Problem details: The records are to be restated in their entirety, word for word.
----------------------------------------
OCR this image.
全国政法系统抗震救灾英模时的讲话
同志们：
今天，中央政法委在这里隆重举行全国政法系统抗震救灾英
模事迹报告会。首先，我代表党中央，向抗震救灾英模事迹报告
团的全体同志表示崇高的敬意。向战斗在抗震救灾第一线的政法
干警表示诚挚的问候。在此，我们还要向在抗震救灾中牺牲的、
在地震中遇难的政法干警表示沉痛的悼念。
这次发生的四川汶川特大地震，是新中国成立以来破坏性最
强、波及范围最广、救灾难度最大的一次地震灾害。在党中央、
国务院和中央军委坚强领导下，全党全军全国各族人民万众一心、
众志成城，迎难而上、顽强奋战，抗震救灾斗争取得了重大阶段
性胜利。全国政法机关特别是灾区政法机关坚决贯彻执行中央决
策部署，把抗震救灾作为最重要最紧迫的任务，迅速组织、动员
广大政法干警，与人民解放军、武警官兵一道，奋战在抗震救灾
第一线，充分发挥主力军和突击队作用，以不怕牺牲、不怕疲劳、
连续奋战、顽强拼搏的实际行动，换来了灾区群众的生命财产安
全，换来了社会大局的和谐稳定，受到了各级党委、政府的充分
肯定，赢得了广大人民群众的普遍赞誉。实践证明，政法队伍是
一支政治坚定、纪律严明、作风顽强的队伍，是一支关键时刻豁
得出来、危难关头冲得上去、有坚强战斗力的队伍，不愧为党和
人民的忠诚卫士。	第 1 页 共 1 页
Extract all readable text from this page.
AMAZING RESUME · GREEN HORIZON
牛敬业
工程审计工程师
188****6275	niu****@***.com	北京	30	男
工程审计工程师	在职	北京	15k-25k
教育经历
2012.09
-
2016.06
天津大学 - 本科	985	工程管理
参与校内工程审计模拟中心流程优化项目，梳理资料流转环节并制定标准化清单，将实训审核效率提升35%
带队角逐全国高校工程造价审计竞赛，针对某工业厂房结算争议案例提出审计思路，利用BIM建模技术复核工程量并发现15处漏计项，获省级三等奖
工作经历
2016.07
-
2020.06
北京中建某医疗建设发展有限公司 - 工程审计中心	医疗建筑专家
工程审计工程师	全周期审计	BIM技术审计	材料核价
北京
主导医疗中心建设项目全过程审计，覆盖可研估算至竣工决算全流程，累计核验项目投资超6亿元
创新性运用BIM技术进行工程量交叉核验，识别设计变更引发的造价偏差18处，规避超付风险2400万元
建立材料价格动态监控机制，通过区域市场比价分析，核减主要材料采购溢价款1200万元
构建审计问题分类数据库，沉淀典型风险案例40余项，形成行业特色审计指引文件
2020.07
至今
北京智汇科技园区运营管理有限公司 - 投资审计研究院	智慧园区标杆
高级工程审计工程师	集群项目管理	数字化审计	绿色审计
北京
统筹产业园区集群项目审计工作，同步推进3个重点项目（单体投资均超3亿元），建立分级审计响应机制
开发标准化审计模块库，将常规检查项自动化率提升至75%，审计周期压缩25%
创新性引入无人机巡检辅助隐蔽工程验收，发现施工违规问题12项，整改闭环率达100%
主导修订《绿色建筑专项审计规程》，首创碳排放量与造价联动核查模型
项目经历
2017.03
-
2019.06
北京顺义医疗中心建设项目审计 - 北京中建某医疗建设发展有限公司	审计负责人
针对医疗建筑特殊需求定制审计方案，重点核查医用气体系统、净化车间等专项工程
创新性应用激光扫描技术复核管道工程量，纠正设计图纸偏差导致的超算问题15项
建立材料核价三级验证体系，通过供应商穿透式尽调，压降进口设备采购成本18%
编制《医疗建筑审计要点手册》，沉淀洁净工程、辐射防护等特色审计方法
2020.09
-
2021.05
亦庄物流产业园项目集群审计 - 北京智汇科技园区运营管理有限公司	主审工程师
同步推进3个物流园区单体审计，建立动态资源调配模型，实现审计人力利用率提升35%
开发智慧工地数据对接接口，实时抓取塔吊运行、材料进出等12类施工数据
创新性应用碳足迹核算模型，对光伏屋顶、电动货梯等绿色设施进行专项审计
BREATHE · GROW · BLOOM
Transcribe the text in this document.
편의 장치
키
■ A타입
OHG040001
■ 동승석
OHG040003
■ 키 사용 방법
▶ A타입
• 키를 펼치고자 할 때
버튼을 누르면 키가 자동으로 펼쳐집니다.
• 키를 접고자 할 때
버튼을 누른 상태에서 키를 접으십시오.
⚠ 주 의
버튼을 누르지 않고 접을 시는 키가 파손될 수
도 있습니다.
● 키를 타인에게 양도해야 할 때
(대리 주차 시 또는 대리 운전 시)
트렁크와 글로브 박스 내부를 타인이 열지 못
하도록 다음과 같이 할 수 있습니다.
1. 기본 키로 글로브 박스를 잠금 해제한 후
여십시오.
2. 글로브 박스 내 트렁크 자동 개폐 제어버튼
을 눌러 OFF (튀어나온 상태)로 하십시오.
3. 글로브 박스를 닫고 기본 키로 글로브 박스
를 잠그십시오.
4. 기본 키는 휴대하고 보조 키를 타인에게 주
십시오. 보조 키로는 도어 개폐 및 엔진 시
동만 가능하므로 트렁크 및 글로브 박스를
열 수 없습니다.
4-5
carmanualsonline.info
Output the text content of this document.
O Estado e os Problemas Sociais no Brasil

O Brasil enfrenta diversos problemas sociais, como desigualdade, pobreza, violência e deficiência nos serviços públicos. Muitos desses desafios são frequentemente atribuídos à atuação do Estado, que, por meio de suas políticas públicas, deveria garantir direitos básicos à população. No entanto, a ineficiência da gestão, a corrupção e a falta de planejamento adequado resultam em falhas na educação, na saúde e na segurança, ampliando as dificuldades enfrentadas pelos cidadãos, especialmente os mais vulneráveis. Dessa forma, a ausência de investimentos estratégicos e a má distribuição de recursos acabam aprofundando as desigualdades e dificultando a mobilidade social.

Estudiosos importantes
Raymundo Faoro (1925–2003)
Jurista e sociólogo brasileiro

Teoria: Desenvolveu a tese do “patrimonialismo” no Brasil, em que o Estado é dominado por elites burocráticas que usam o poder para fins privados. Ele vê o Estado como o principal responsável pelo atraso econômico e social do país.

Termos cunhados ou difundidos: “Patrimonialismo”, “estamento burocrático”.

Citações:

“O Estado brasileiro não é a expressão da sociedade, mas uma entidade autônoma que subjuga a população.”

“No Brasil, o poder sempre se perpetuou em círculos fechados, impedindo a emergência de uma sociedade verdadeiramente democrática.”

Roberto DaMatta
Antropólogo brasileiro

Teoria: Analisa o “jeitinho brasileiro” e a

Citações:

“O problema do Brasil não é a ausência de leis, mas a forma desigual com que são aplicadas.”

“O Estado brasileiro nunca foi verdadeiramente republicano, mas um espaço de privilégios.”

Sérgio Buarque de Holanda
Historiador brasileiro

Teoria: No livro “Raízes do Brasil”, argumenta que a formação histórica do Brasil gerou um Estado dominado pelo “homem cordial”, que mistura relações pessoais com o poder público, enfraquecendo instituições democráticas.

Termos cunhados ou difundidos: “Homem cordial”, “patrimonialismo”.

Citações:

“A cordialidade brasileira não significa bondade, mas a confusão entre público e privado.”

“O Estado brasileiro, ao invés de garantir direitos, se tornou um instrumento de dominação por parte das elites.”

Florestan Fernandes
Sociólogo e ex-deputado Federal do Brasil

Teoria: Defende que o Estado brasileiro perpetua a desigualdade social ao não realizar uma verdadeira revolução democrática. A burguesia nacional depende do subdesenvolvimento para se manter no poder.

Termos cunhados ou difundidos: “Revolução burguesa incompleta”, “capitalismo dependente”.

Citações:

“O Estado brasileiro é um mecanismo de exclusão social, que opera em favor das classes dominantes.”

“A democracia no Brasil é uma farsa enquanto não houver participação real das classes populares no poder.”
----------------------------------------
Output of the task:
OCR this image.
全国政法系统抗震救灾英模时的讲话
同志们：
今天，中央政法委在这里隆重举行全国政法系统抗震救灾英
模事迹报告会。首先，我代表党中央，向抗震救灾英模事迹报告
团的全体同志表示崇高的敬意。向战斗在抗震救灾第一线的政法
干警表示诚挚的问候。在此，我们还要向在抗震救灾中牺牲的、
在地震中遇难的政法干警表示沉痛的悼念。
这次发生的四川汶川特大地震，是新中国成立以来破坏性最
强、波及范围最广、救灾难度最大的一次地震灾害。在党中央、
国务院和中央军委坚强领导下，全党全军全国各族人民万众一心、
众志成城，迎难而上、顽强奋战，抗震救灾斗争取得了重大阶段
性胜利。全国政法机关特别是灾区政法机关坚决贯彻执行中央决
策部署，把抗震救灾作为最重要最紧迫的任务，迅速组织、动员
广大政法干警，与人民解放军、武警官兵一道，奋战在抗震救灾
第一线，充分发挥主力军和突击队作用，以不怕牺牲、不怕疲劳、
连续奋战、顽强拼搏的实际行动，换来了灾区群众的生命财产安
全，换来了社会大局的和谐稳定，受到了各级党委、政府的充分
肯定，赢得了广大人民群众的普遍赞誉。实践证明，政法队伍是
一支政治坚定、纪律严明、作风顽强的队伍，是一支关键时刻豁
得出来、危难关头冲得上去、有坚强战斗力的队伍，不愧为党和
人民的忠诚卫士。	第 1 页 共 1 页
Extract all readable text from this page.
AMAZING RESUME · GREEN HORIZON
牛敬业
工程审计工程师
188****6275	niu****@***.com	北京	30	男
工程审计工程师	在职	北京	15k-25k
教育经历
2012.09
-
2016.06
天津大学 - 本科	985	工程管理
参与校内工程审计模拟中心流程优化项目，梳理资料流转环节并制定标准化清单，将实训审核效率提升35%
带队角逐全国高校工程造价审计竞赛，针对某工业厂房结算争议案例提出审计思路，利用BIM建模技术复核工程量并发现15处漏计项，获省级三等奖
工作经历
2016.07
-
2020.06
北京中建某医疗建设发展有限公司 - 工程审计中心	医疗建筑专家
工程审计工程师	全周期审计	BIM技术审计	材料核价
北京
主导医疗中心建设项目全过程审计，覆盖可研估算至竣工决算全流程，累计核验项目投资超6亿元
创新性运用BIM技术进行工程量交叉核验，识别设计变更引发的造价偏差18处，规避超付风险2400万元
建立材料价格动态监控机制，通过区域市场比价分析，核减主要材料采购溢价款1200万元
构建审计问题分类数据库，沉淀典型风险案例40余项，形成行业特色审计指引文件
2020.07
至今
北京智汇科技园区运营管理有限公司 - 投资审计研究院	智慧园区标杆
高级工程审计工程师	集群项目管理	数字化审计	绿色审计
北京
统筹产业园区集群项目审计工作，同步推进3个重点项目（单体投资均超3亿元），建立分级审计响应机制
开发标准化审计模块库，将常规检查项自动化率提升至75%，审计周期压缩25%
创新性引入无人机巡检辅助隐蔽工程验收，发现施工违规问题12项，整改闭环率达100%
主导修订《绿色建筑专项审计规程》，首创碳排放量与造价联动核查模型
项目经历
2017.03
-
2019.06
北京顺义医疗中心建设项目审计 - 北京中建某医疗建设发展有限公司	审计负责人
针对医疗建筑特殊需求定制审计方案，重点核查医用气体系统、净化车间等专项工程
创新性应用激光扫描技术复核管道工程量，纠正设计图纸偏差导致的超算问题15项
建立材料核价三级验证体系，通过供应商穿透式尽调，压降进口设备采购成本18%
编制《医疗建筑审计要点手册》，沉淀洁净工程、辐射防护等特色审计方法
2020.09
-
2021.05
亦庄物流产业园项目集群审计 - 北京智汇科技园区运营管理有限公司	主审工程师
同步推进3个物流园区单体审计，建立动态资源调配模型，实现审计人力利用率提升35%
开发智慧工地数据对接接口，实时抓取塔吊运行、材料进出等12类施工数据
创新性应用碳足迹核算模型，对光伏屋顶、电动货梯等绿色设施进行专项审计
BREATHE · GROW · BLOOM
Transcribe the text in this document.
편의 장치
키
■ A타입
OHG040001
■ 동승석
OHG040003
■ 키 사용 방법
▶ A타입
• 키를 펼치고자 할 때
버튼을 누르면 키가 자동으로 펼쳐집니다.
• 키를 접고자 할 때
버튼을 누른 상태에서 키를 접으십시오.
⚠ 주 의
버튼을 누르지 않고 접을 시는 키가 파손될 수
도 있습니다.
● 키를 타인에게 양도해야 할 때
(대리 주차 시 또는 대리 운전 시)
트렁크와 글로브 박스 내부를 타인이 열지 못
하도록 다음과 같이 할 수 있습니다.
1. 기본 키로 글로브 박스를 잠금 해제한 후
여십시오.
2. 글로브 박스 내 트렁크 자동 개폐 제어버튼
을 눌러 OFF (튀어나온 상태)로 하십시오.
3. 글로브 박스를 닫고 기본 키로 글로브 박스
를 잠그십시오.
4. 기본 키는 휴대하고 보조 키를 타인에게 주
십시오. 보조 키로는 도어 개폐 및 엔진 시
동만 가능하므로 트렁크 및 글로브 박스를
열 수 없습니다.
4-5
carmanualsonline.info
Output the text content of this document.
O Estado e os Problemas Sociais no Brasil

O Brasil enfrenta diversos problemas sociais, como desigualdade, pobreza, violência e deficiência nos serviços públicos. Muitos desses desafios são frequentemente atribuídos à atuação do Estado, que, por meio de suas políticas públicas, deveria garantir direitos básicos à população. No entanto, a ineficiência da gestão, a corrupção e a falta de planejamento adequado resultam em falhas na educação, na saúde e na segurança, ampliando as dificuldades enfrentadas pelos cidadãos, especialmente os mais vulneráveis. Dessa forma, a ausência de investimentos estratégicos e a má distribuição de recursos acabam aprofundando as desigualdades e dificultando a mobilidade social.

Estudiosos importantes
Raymundo Faoro (1925–2003)
Jurista e sociólogo brasileiro

Teoria: Desenvolveu a tese do “patrimonialismo” no Brasil, em que o Estado é dominado por elites burocráticas que usam o poder para fins privados. Ele vê o Estado como o principal responsável pelo atraso econômico e social do país.

Termos cunhados ou difundidos: “Patrimonialismo”, “estamento burocrático”.

Citações:

“O Estado brasileiro não é a expressão da sociedade, mas uma entidade autônoma que subjuga a população.”

“No Brasil, o poder sempre se perpetuou em círculos fechados, impedindo a emergência de uma sociedade verdadeiramente democrática.”

Roberto DaMatta
Antropólogo brasileiro

Teoria: Analisa o “jeitinho brasileiro” e a

Citações:

“O problema do Brasil não é a ausência de leis, mas a forma desigual com que são aplicadas.”

“O Estado brasileiro nunca foi verdadeiramente republicano, mas um espaço de privilégios.”

Sérgio Buarque de Holanda
Historiador brasileiro

Teoria: No livro “Raízes do Brasil”, argumenta que a formação histórica do Brasil gerou um Estado dominado pelo “homem cordial”, que mistura relações pessoais com o poder público, enfraquecendo instituições democráticas.

Termos cunhados ou difundidos: “Homem cordial”, “patrimonialismo”.

Citações:

“A cordialidade brasileira não significa bondade, mas a confusão entre público e privado.”

“O Estado brasileiro, ao invés de garantir direitos, se tornou um instrumento de dominação por parte das elites.”

Florestan Fernandes
Sociólogo e ex-deputado Federal do Brasil

Teoria: Defende que o Estado brasileiro perpetua a desigualdade social ao não realizar uma verdadeira revolução democrática. A burguesia nacional depende do subdesenvolvimento para se manter no poder.

Termos cunhados ou difundidos: “Revolução burguesa incompleta”, “capitalismo dependente”.

Citações:

“O Estado brasileiro é um mecanismo de exclusão social, que opera em favor das classes dominantes.”

“A democracia no Brasil é uma farsa enquanto não houver participação real das classes populares no poder.”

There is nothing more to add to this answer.